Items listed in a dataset

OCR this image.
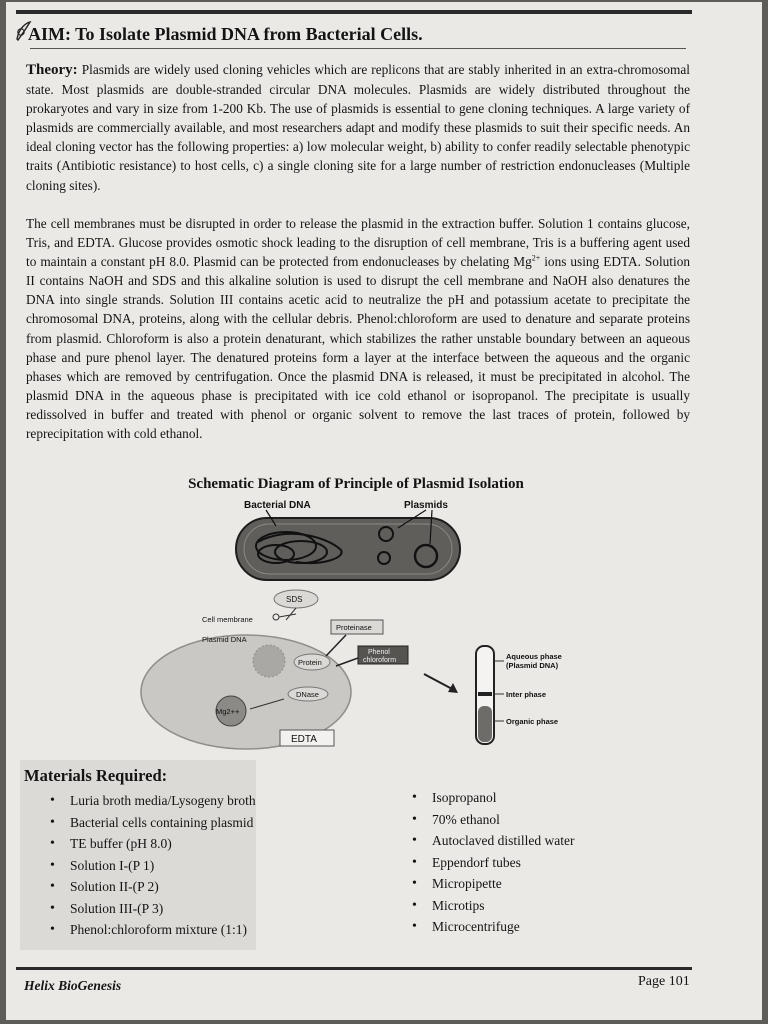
AIM: To Isolate Plasmid DNA from Bacterial Cells.
Theory: Plasmids are widely used cloning vehicles which are replicons that are stably inherited in an extra-chromosomal state. Most plasmids are double-stranded circular DNA molecules. Plasmids are widely distributed throughout the prokaryotes and vary in size from 1-200 Kb. The use of plasmids is essential to gene cloning techniques. A large variety of plasmids are commercially available, and most researchers adapt and modify these plasmids to suit their specific needs. An ideal cloning vector has the following properties: a) low molecular weight, b) ability to confer readily selectable phenotypic traits (Antibiotic resistance) to host cells, c) a single cloning site for a large number of restriction endonucleases (Multiple cloning sites).
The cell membranes must be disrupted in order to release the plasmid in the extraction buffer. Solution 1 contains glucose, Tris, and EDTA. Glucose provides osmotic shock leading to the disruption of cell membrane, Tris is a buffering agent used to maintain a constant pH 8.0. Plasmid can be protected from endonucleases by chelating $Mg^{2+}$ ions using EDTA. Solution II contains NaOH and SDS and this alkaline solution is used to disrupt the cell membrane and NaOH also denatures the DNA into single strands. Solution III contains acetic acid to neutralize the pH and potassium acetate to precipitate the chromosomal DNA, proteins, along with the cellular debris. Phenol:chloroform are used to denature and separate proteins from plasmid. Chloroform is also a protein denaturant, which stabilizes the rather unstable boundary between an aqueous phase and pure phenol layer. The denatured proteins form a layer at the interface between the aqueous and the organic phases which are removed by centrifugation. Once the plasmid DNA is released, it must be precipitated in alcohol. The plasmid DNA in the aqueous phase is precipitated with ice cold ethanol or isopropanol. The precipitate is usually redissolved in buffer and treated with phenol or organic solvent to remove the last traces of protein, followed by reprecipitation with cold ethanol.
Schematic Diagram of Principle of Plasmid Isolation
Bacterial DNA	Plasmids
SDS
Cell membrane
Plasmid DNA
Protein
DNase
Mg2++
Proteinase
Phenol
chloroform
EDTA
Aqueous phase
(Plasmid DNA)
Inter phase
Organic phase
Materials Required:
• Luria broth media/Lysogeny broth
• Bacterial cells containing plasmid
• TE buffer (pH 8.0)
• Solution I-(P 1)
• Solution II-(P 2)
• Solution III-(P 3)
• Phenol:chloroform mixture (1:1)
• Isopropanol
• 70% ethanol
• Autoclaved distilled water
• Eppendorf tubes
• Micropipette
• Microtips
• Microcentrifuge
Helix BioGenesis	Page 101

Task to carry out.
Scan the lines above for "Plasmids", then copy every one that has it.

Solution for this problem.
Theory: Plasmids are widely used cloning vehicles which are replicons that are stably inherited in an extra-chromosomal state. Most plasmids are double-stranded circular DNA molecules. Plasmids are widely distributed throughout the prokaryotes and vary in size from 1-200 Kb. The use of plasmids is essential to gene cloning techniques. A large variety of plasmids are commercially available, and most researchers adapt and modify these plasmids to suit their specific needs. An ideal cloning vector has the following properties: a) low molecular weight, b) ability to confer readily selectable phenotypic traits (Antibiotic resistance) to host cells, c) a single cloning site for a large number of restriction endonucleases (Multiple cloning sites).
Bacterial DNA	Plasmids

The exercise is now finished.